• [Goal] Lines that contain "Index" are to be counted; give only their number.
——
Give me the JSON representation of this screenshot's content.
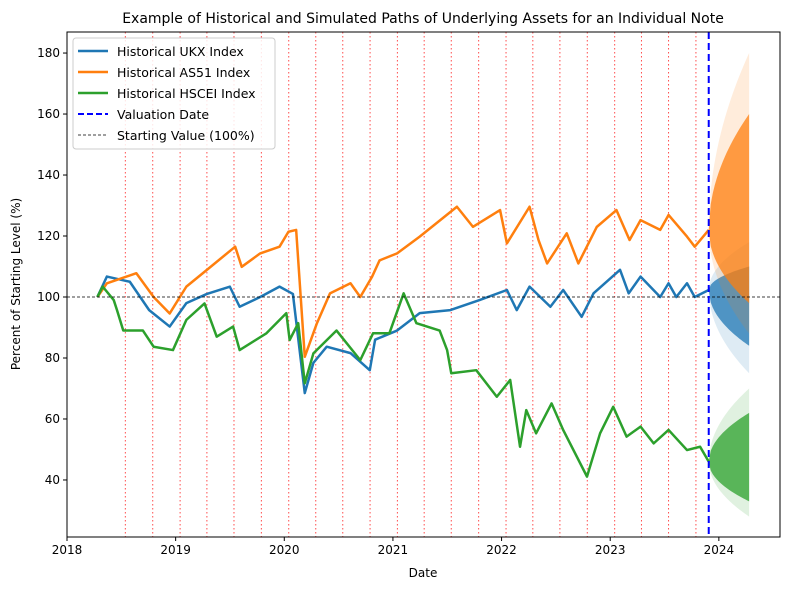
{
  "chart_data": {
    "type": "line",
    "title": "Example of Historical and Simulated Paths of Underlying Assets for an Individual Note",
    "xlabel": "Date",
    "ylabel": "Percent of Starting Level (%)",
    "xlim": [
      "2018-01-01",
      "2024-07-25"
    ],
    "ylim": [
      21.3,
      186.9
    ],
    "xticks": [
      "2018",
      "2019",
      "2020",
      "2021",
      "2022",
      "2023",
      "2024"
    ],
    "yticks": [
      40,
      60,
      80,
      100,
      120,
      140,
      160,
      180
    ],
    "grid": false,
    "legend_placement": "top-left",
    "series": [
      {
        "name": "Historical UKX Index",
        "color": "#1f77b4",
        "points": [
          [
            "2018-04-13",
            100
          ],
          [
            "2018-05-15",
            106.7
          ],
          [
            "2018-07-31",
            105
          ],
          [
            "2018-10-04",
            95.7
          ],
          [
            "2018-12-12",
            90.3
          ],
          [
            "2019-02-06",
            98
          ],
          [
            "2019-04-16",
            101
          ],
          [
            "2019-07-02",
            103.4
          ],
          [
            "2019-08-04",
            96.8
          ],
          [
            "2019-10-12",
            100
          ],
          [
            "2019-12-16",
            103.4
          ],
          [
            "2020-01-30",
            101
          ],
          [
            "2020-03-10",
            68.5
          ],
          [
            "2020-04-08",
            78.4
          ],
          [
            "2020-05-23",
            83.7
          ],
          [
            "2020-08-11",
            81.6
          ],
          [
            "2020-10-15",
            76
          ],
          [
            "2020-11-02",
            86
          ],
          [
            "2021-01-15",
            89
          ],
          [
            "2021-04-01",
            94.7
          ],
          [
            "2021-07-13",
            95.7
          ],
          [
            "2021-10-19",
            99
          ],
          [
            "2022-01-19",
            102.3
          ],
          [
            "2022-02-21",
            95.7
          ],
          [
            "2022-04-05",
            103.4
          ],
          [
            "2022-06-14",
            96.8
          ],
          [
            "2022-07-27",
            102.3
          ],
          [
            "2022-09-27",
            93.5
          ],
          [
            "2022-11-06",
            101.2
          ],
          [
            "2023-02-03",
            108.9
          ],
          [
            "2023-03-04",
            101.2
          ],
          [
            "2023-04-13",
            106.7
          ],
          [
            "2023-06-18",
            100
          ],
          [
            "2023-07-16",
            104.5
          ],
          [
            "2023-08-11",
            100
          ],
          [
            "2023-09-16",
            104.5
          ],
          [
            "2023-10-12",
            100
          ],
          [
            "2023-11-28",
            102.3
          ]
        ]
      },
      {
        "name": "Historical AS51 Index",
        "color": "#ff7f0e",
        "points": [
          [
            "2018-04-13",
            100
          ],
          [
            "2018-05-15",
            104.5
          ],
          [
            "2018-08-22",
            107.8
          ],
          [
            "2018-10-19",
            100
          ],
          [
            "2018-12-12",
            94.6
          ],
          [
            "2019-02-06",
            103.4
          ],
          [
            "2019-04-16",
            108.9
          ],
          [
            "2019-07-20",
            116.5
          ],
          [
            "2019-08-11",
            109.9
          ],
          [
            "2019-10-12",
            114.3
          ],
          [
            "2019-12-16",
            116.5
          ],
          [
            "2020-01-15",
            121.4
          ],
          [
            "2020-02-10",
            122
          ],
          [
            "2020-03-10",
            80.4
          ],
          [
            "2020-04-20",
            91.4
          ],
          [
            "2020-06-03",
            101.2
          ],
          [
            "2020-08-11",
            104.5
          ],
          [
            "2020-09-13",
            100
          ],
          [
            "2020-10-23",
            106.7
          ],
          [
            "2020-11-17",
            112
          ],
          [
            "2021-01-15",
            114.3
          ],
          [
            "2021-04-01",
            119.8
          ],
          [
            "2021-08-04",
            129.6
          ],
          [
            "2021-09-27",
            123
          ],
          [
            "2021-12-27",
            128.5
          ],
          [
            "2022-01-19",
            117.6
          ],
          [
            "2022-04-05",
            129.6
          ],
          [
            "2022-05-05",
            118.7
          ],
          [
            "2022-06-03",
            111
          ],
          [
            "2022-08-08",
            120.9
          ],
          [
            "2022-09-16",
            111
          ],
          [
            "2022-11-17",
            123
          ],
          [
            "2023-01-22",
            128.5
          ],
          [
            "2023-03-07",
            118.7
          ],
          [
            "2023-04-13",
            125.2
          ],
          [
            "2023-06-18",
            122
          ],
          [
            "2023-07-16",
            126.9
          ],
          [
            "2023-09-16",
            119.8
          ],
          [
            "2023-10-12",
            116.5
          ],
          [
            "2023-11-28",
            122
          ]
        ]
      },
      {
        "name": "Historical HSCEI Index",
        "color": "#2ca02c",
        "points": [
          [
            "2018-04-13",
            100
          ],
          [
            "2018-05-01",
            103.4
          ],
          [
            "2018-06-07",
            99
          ],
          [
            "2018-06-18",
            95.7
          ],
          [
            "2018-07-09",
            89
          ],
          [
            "2018-09-13",
            89
          ],
          [
            "2018-10-19",
            83.7
          ],
          [
            "2018-12-23",
            82.6
          ],
          [
            "2019-02-06",
            92.5
          ],
          [
            "2019-04-08",
            97.9
          ],
          [
            "2019-05-19",
            87
          ],
          [
            "2019-07-13",
            90.3
          ],
          [
            "2019-08-04",
            82.6
          ],
          [
            "2019-11-02",
            88.1
          ],
          [
            "2020-01-08",
            94.7
          ],
          [
            "2020-01-19",
            85.9
          ],
          [
            "2020-02-17",
            91.4
          ],
          [
            "2020-03-10",
            71.7
          ],
          [
            "2020-04-08",
            81.5
          ],
          [
            "2020-06-25",
            89
          ],
          [
            "2020-09-13",
            79.3
          ],
          [
            "2020-10-26",
            88.1
          ],
          [
            "2020-12-20",
            88.1
          ],
          [
            "2021-02-06",
            101.2
          ],
          [
            "2021-03-21",
            91.4
          ],
          [
            "2021-06-07",
            89
          ],
          [
            "2021-07-02",
            82.6
          ],
          [
            "2021-07-16",
            75
          ],
          [
            "2021-10-08",
            76
          ],
          [
            "2021-12-16",
            67.3
          ],
          [
            "2022-01-30",
            72.8
          ],
          [
            "2022-03-04",
            50.9
          ],
          [
            "2022-03-25",
            62.9
          ],
          [
            "2022-04-27",
            55.3
          ],
          [
            "2022-06-18",
            65.1
          ],
          [
            "2022-07-27",
            56.4
          ],
          [
            "2022-10-15",
            41.1
          ],
          [
            "2022-11-28",
            55.3
          ],
          [
            "2023-01-11",
            64
          ],
          [
            "2023-02-25",
            54.2
          ],
          [
            "2023-04-13",
            57.5
          ],
          [
            "2023-05-27",
            52
          ],
          [
            "2023-07-16",
            56.4
          ],
          [
            "2023-09-16",
            49.8
          ],
          [
            "2023-10-30",
            50.9
          ],
          [
            "2023-11-28",
            46
          ]
        ]
      }
    ],
    "simulated_paths": [
      {
        "color": "#1f77b4",
        "start": 102.3,
        "end_range": [
          75,
          118
        ],
        "dense_end_range": [
          84,
          110
        ]
      },
      {
        "color": "#ff7f0e",
        "start": 122,
        "end_range": [
          88,
          180
        ],
        "dense_end_range": [
          98,
          160
        ]
      },
      {
        "color": "#2ca02c",
        "start": 46,
        "end_range": [
          28,
          70
        ],
        "dense_end_range": [
          33,
          62
        ]
      }
    ],
    "simulation_end": "2024-04-12",
    "valuation_date": {
      "label": "Valuation Date",
      "date": "2023-11-28",
      "color": "#0000ff"
    },
    "starting_value": {
      "label": "Starting Value (100%)",
      "value": 100,
      "color": "#000000"
    },
    "observation_dates": {
      "color": "#ff0000",
      "dates": [
        "2018-07-16",
        "2018-10-16",
        "2019-01-16",
        "2019-04-16",
        "2019-07-16",
        "2019-10-16",
        "2020-01-16",
        "2020-04-16",
        "2020-07-16",
        "2020-10-16",
        "2021-01-16",
        "2021-04-16",
        "2021-07-16",
        "2021-10-16",
        "2022-01-16",
        "2022-04-16",
        "2022-07-16",
        "2022-10-16",
        "2023-01-16",
        "2023-04-16",
        "2023-07-16",
        "2023-10-16"
      ]
    }
  }
}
——
• [Solution] 3